[BEGIN Extracted records]
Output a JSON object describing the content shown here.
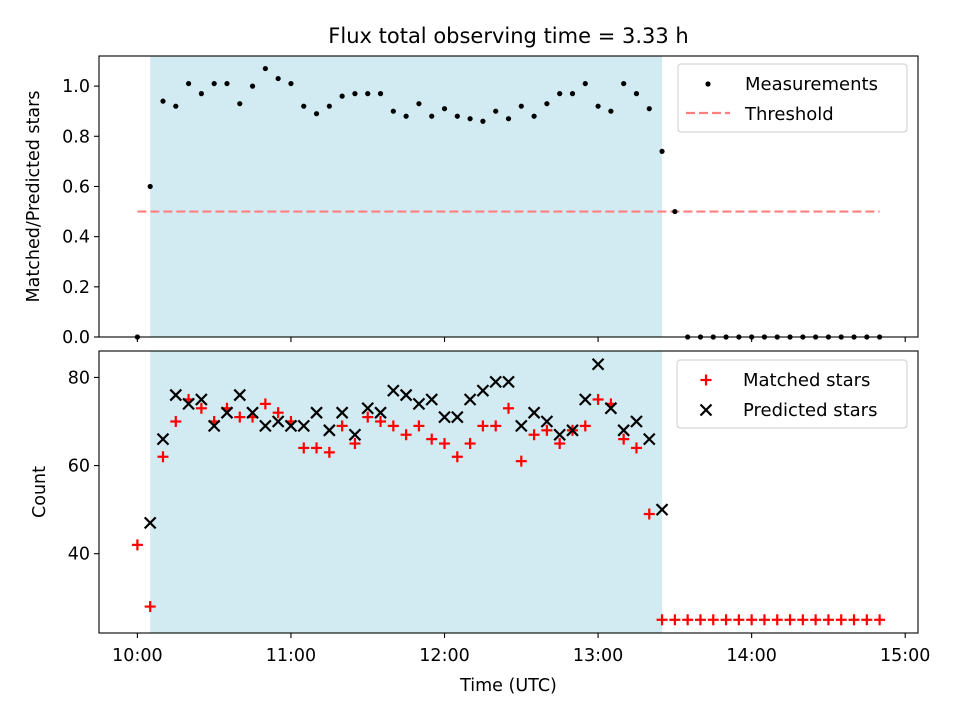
{
  "chart_data": [
    {
      "type": "scatter",
      "title": "Flux total observing time = 3.33 h",
      "xlabel": "",
      "ylabel": "Matched/Predicted stars",
      "ylim": [
        0,
        1.12
      ],
      "y_ticks": [
        0.0,
        0.2,
        0.4,
        0.6,
        0.8,
        1.0
      ],
      "y_tick_labels": [
        "0.0",
        "0.2",
        "0.4",
        "0.6",
        "0.8",
        "1.0"
      ],
      "grid": false,
      "legend_position": "top-right",
      "shaded_interval": {
        "from": "10:05",
        "to": "13:25",
        "color": "#add8e6"
      },
      "threshold": {
        "name": "Threshold",
        "value": 0.5,
        "from": "10:00",
        "to": "14:50",
        "color": "#ff7f7f",
        "style": "dashed"
      },
      "series": [
        {
          "name": "Measurements",
          "marker": "dot",
          "color": "#000000",
          "x": [
            "10:00",
            "10:05",
            "10:10",
            "10:15",
            "10:20",
            "10:25",
            "10:30",
            "10:35",
            "10:40",
            "10:45",
            "10:50",
            "10:55",
            "11:00",
            "11:05",
            "11:10",
            "11:15",
            "11:20",
            "11:25",
            "11:30",
            "11:35",
            "11:40",
            "11:45",
            "11:50",
            "11:55",
            "12:00",
            "12:05",
            "12:10",
            "12:15",
            "12:20",
            "12:25",
            "12:30",
            "12:35",
            "12:40",
            "12:45",
            "12:50",
            "12:55",
            "13:00",
            "13:05",
            "13:10",
            "13:15",
            "13:20",
            "13:25",
            "13:30",
            "13:35",
            "13:40",
            "13:45",
            "13:50",
            "13:55",
            "14:00",
            "14:05",
            "14:10",
            "14:15",
            "14:20",
            "14:25",
            "14:30",
            "14:35",
            "14:40",
            "14:45",
            "14:50"
          ],
          "y": [
            0.0,
            0.6,
            0.94,
            0.92,
            1.01,
            0.97,
            1.01,
            1.01,
            0.93,
            1.0,
            1.07,
            1.03,
            1.01,
            0.92,
            0.89,
            0.92,
            0.96,
            0.97,
            0.97,
            0.97,
            0.9,
            0.88,
            0.93,
            0.88,
            0.91,
            0.88,
            0.87,
            0.86,
            0.9,
            0.87,
            0.92,
            0.88,
            0.93,
            0.97,
            0.97,
            1.01,
            0.92,
            0.9,
            1.01,
            0.97,
            0.91,
            0.74,
            0.5,
            0.0,
            0.0,
            0.0,
            0.0,
            0.0,
            0.0,
            0.0,
            0.0,
            0.0,
            0.0,
            0.0,
            0.0,
            0.0,
            0.0,
            0.0,
            0.0
          ]
        }
      ]
    },
    {
      "type": "scatter",
      "title": "",
      "xlabel": "Time (UTC)",
      "ylabel": "Count",
      "ylim": [
        22,
        86
      ],
      "xlim": [
        "09:45",
        "15:05"
      ],
      "y_ticks": [
        40,
        60,
        80
      ],
      "y_tick_labels": [
        "40",
        "60",
        "80"
      ],
      "x_ticks": [
        "10:00",
        "11:00",
        "12:00",
        "13:00",
        "14:00",
        "15:00"
      ],
      "x_tick_labels": [
        "10:00",
        "11:00",
        "12:00",
        "13:00",
        "14:00",
        "15:00"
      ],
      "grid": false,
      "legend_position": "top-right",
      "shaded_interval": {
        "from": "10:05",
        "to": "13:25",
        "color": "#add8e6"
      },
      "series": [
        {
          "name": "Matched stars",
          "marker": "plus",
          "color": "#ff0000",
          "x": [
            "10:00",
            "10:05",
            "10:10",
            "10:15",
            "10:20",
            "10:25",
            "10:30",
            "10:35",
            "10:40",
            "10:45",
            "10:50",
            "10:55",
            "11:00",
            "11:05",
            "11:10",
            "11:15",
            "11:20",
            "11:25",
            "11:30",
            "11:35",
            "11:40",
            "11:45",
            "11:50",
            "11:55",
            "12:00",
            "12:05",
            "12:10",
            "12:15",
            "12:20",
            "12:25",
            "12:30",
            "12:35",
            "12:40",
            "12:45",
            "12:50",
            "12:55",
            "13:00",
            "13:05",
            "13:10",
            "13:15",
            "13:20",
            "13:25",
            "13:30",
            "13:35",
            "13:40",
            "13:45",
            "13:50",
            "13:55",
            "14:00",
            "14:05",
            "14:10",
            "14:15",
            "14:20",
            "14:25",
            "14:30",
            "14:35",
            "14:40",
            "14:45",
            "14:50"
          ],
          "y": [
            42,
            28,
            62,
            70,
            75,
            73,
            70,
            73,
            71,
            71,
            74,
            72,
            70,
            64,
            64,
            63,
            69,
            65,
            71,
            70,
            69,
            67,
            69,
            66,
            65,
            62,
            65,
            69,
            69,
            73,
            61,
            67,
            68,
            65,
            68,
            69,
            75,
            74,
            66,
            64,
            49,
            25,
            25,
            25,
            25,
            25,
            25,
            25,
            25,
            25,
            25,
            25,
            25,
            25,
            25,
            25,
            25,
            25,
            25
          ]
        },
        {
          "name": "Predicted stars",
          "marker": "x",
          "color": "#000000",
          "x": [
            "10:05",
            "10:10",
            "10:15",
            "10:20",
            "10:25",
            "10:30",
            "10:35",
            "10:40",
            "10:45",
            "10:50",
            "10:55",
            "11:00",
            "11:05",
            "11:10",
            "11:15",
            "11:20",
            "11:25",
            "11:30",
            "11:35",
            "11:40",
            "11:45",
            "11:50",
            "11:55",
            "12:00",
            "12:05",
            "12:10",
            "12:15",
            "12:20",
            "12:25",
            "12:30",
            "12:35",
            "12:40",
            "12:45",
            "12:50",
            "12:55",
            "13:00",
            "13:05",
            "13:10",
            "13:15",
            "13:20",
            "13:25"
          ],
          "y": [
            47,
            66,
            76,
            74,
            75,
            69,
            72,
            76,
            72,
            69,
            70,
            69,
            69,
            72,
            68,
            72,
            67,
            73,
            72,
            77,
            76,
            74,
            75,
            71,
            71,
            75,
            77,
            79,
            79,
            69,
            72,
            70,
            67,
            68,
            75,
            83,
            73,
            68,
            70,
            66,
            50
          ]
        }
      ]
    }
  ]
}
[END Extracted records]
_Description of the task_
Your task is to repeat the material above exactly, without its pictures.

_Solution to the exercise_
Output a JSON object describing the content shown here.
{
  "chart_data": [
    {
      "type": "scatter",
      "title": "Flux total observing time = 3.33 h",
      "xlabel": "",
      "ylabel": "Matched/Predicted stars",
      "ylim": [
        0,
        1.12
      ],
      "y_ticks": [
        0.0,
        0.2,
        0.4,
        0.6,
        0.8,
        1.0
      ],
      "y_tick_labels": [
        "0.0",
        "0.2",
        "0.4",
        "0.6",
        "0.8",
        "1.0"
      ],
      "grid": false,
      "legend_position": "top-right",
      "shaded_interval": {
        "from": "10:05",
        "to": "13:25",
        "color": "#add8e6"
      },
      "threshold": {
        "name": "Threshold",
        "value": 0.5,
        "from": "10:00",
        "to": "14:50",
        "color": "#ff7f7f",
        "style": "dashed"
      },
      "series": [
        {
          "name": "Measurements",
          "marker": "dot",
          "color": "#000000",
          "x": [
            "10:00",
            "10:05",
            "10:10",
            "10:15",
            "10:20",
            "10:25",
            "10:30",
            "10:35",
            "10:40",
            "10:45",
            "10:50",
            "10:55",
            "11:00",
            "11:05",
            "11:10",
            "11:15",
            "11:20",
            "11:25",
            "11:30",
            "11:35",
            "11:40",
            "11:45",
            "11:50",
            "11:55",
            "12:00",
            "12:05",
            "12:10",
            "12:15",
            "12:20",
            "12:25",
            "12:30",
            "12:35",
            "12:40",
            "12:45",
            "12:50",
            "12:55",
            "13:00",
            "13:05",
            "13:10",
            "13:15",
            "13:20",
            "13:25",
            "13:30",
            "13:35",
            "13:40",
            "13:45",
            "13:50",
            "13:55",
            "14:00",
            "14:05",
            "14:10",
            "14:15",
            "14:20",
            "14:25",
            "14:30",
            "14:35",
            "14:40",
            "14:45",
            "14:50"
          ],
          "y": [
            0.0,
            0.6,
            0.94,
            0.92,
            1.01,
            0.97,
            1.01,
            1.01,
            0.93,
            1.0,
            1.07,
            1.03,
            1.01,
            0.92,
            0.89,
            0.92,
            0.96,
            0.97,
            0.97,
            0.97,
            0.9,
            0.88,
            0.93,
            0.88,
            0.91,
            0.88,
            0.87,
            0.86,
            0.9,
            0.87,
            0.92,
            0.88,
            0.93,
            0.97,
            0.97,
            1.01,
            0.92,
            0.9,
            1.01,
            0.97,
            0.91,
            0.74,
            0.5,
            0.0,
            0.0,
            0.0,
            0.0,
            0.0,
            0.0,
            0.0,
            0.0,
            0.0,
            0.0,
            0.0,
            0.0,
            0.0,
            0.0,
            0.0,
            0.0
          ]
        }
      ]
    },
    {
      "type": "scatter",
      "title": "",
      "xlabel": "Time (UTC)",
      "ylabel": "Count",
      "ylim": [
        22,
        86
      ],
      "xlim": [
        "09:45",
        "15:05"
      ],
      "y_ticks": [
        40,
        60,
        80
      ],
      "y_tick_labels": [
        "40",
        "60",
        "80"
      ],
      "x_ticks": [
        "10:00",
        "11:00",
        "12:00",
        "13:00",
        "14:00",
        "15:00"
      ],
      "x_tick_labels": [
        "10:00",
        "11:00",
        "12:00",
        "13:00",
        "14:00",
        "15:00"
      ],
      "grid": false,
      "legend_position": "top-right",
      "shaded_interval": {
        "from": "10:05",
        "to": "13:25",
        "color": "#add8e6"
      },
      "series": [
        {
          "name": "Matched stars",
          "marker": "plus",
          "color": "#ff0000",
          "x": [
            "10:00",
            "10:05",
            "10:10",
            "10:15",
            "10:20",
            "10:25",
            "10:30",
            "10:35",
            "10:40",
            "10:45",
            "10:50",
            "10:55",
            "11:00",
            "11:05",
            "11:10",
            "11:15",
            "11:20",
            "11:25",
            "11:30",
            "11:35",
            "11:40",
            "11:45",
            "11:50",
            "11:55",
            "12:00",
            "12:05",
            "12:10",
            "12:15",
            "12:20",
            "12:25",
            "12:30",
            "12:35",
            "12:40",
            "12:45",
            "12:50",
            "12:55",
            "13:00",
            "13:05",
            "13:10",
            "13:15",
            "13:20",
            "13:25",
            "13:30",
            "13:35",
            "13:40",
            "13:45",
            "13:50",
            "13:55",
            "14:00",
            "14:05",
            "14:10",
            "14:15",
            "14:20",
            "14:25",
            "14:30",
            "14:35",
            "14:40",
            "14:45",
            "14:50"
          ],
          "y": [
            42,
            28,
            62,
            70,
            75,
            73,
            70,
            73,
            71,
            71,
            74,
            72,
            70,
            64,
            64,
            63,
            69,
            65,
            71,
            70,
            69,
            67,
            69,
            66,
            65,
            62,
            65,
            69,
            69,
            73,
            61,
            67,
            68,
            65,
            68,
            69,
            75,
            74,
            66,
            64,
            49,
            25,
            25,
            25,
            25,
            25,
            25,
            25,
            25,
            25,
            25,
            25,
            25,
            25,
            25,
            25,
            25,
            25,
            25
          ]
        },
        {
          "name": "Predicted stars",
          "marker": "x",
          "color": "#000000",
          "x": [
            "10:05",
            "10:10",
            "10:15",
            "10:20",
            "10:25",
            "10:30",
            "10:35",
            "10:40",
            "10:45",
            "10:50",
            "10:55",
            "11:00",
            "11:05",
            "11:10",
            "11:15",
            "11:20",
            "11:25",
            "11:30",
            "11:35",
            "11:40",
            "11:45",
            "11:50",
            "11:55",
            "12:00",
            "12:05",
            "12:10",
            "12:15",
            "12:20",
            "12:25",
            "12:30",
            "12:35",
            "12:40",
            "12:45",
            "12:50",
            "12:55",
            "13:00",
            "13:05",
            "13:10",
            "13:15",
            "13:20",
            "13:25"
          ],
          "y": [
            47,
            66,
            76,
            74,
            75,
            69,
            72,
            76,
            72,
            69,
            70,
            69,
            69,
            72,
            68,
            72,
            67,
            73,
            72,
            77,
            76,
            74,
            75,
            71,
            71,
            75,
            77,
            79,
            79,
            69,
            72,
            70,
            67,
            68,
            75,
            83,
            73,
            68,
            70,
            66,
            50
          ]
        }
      ]
    }
  ]
}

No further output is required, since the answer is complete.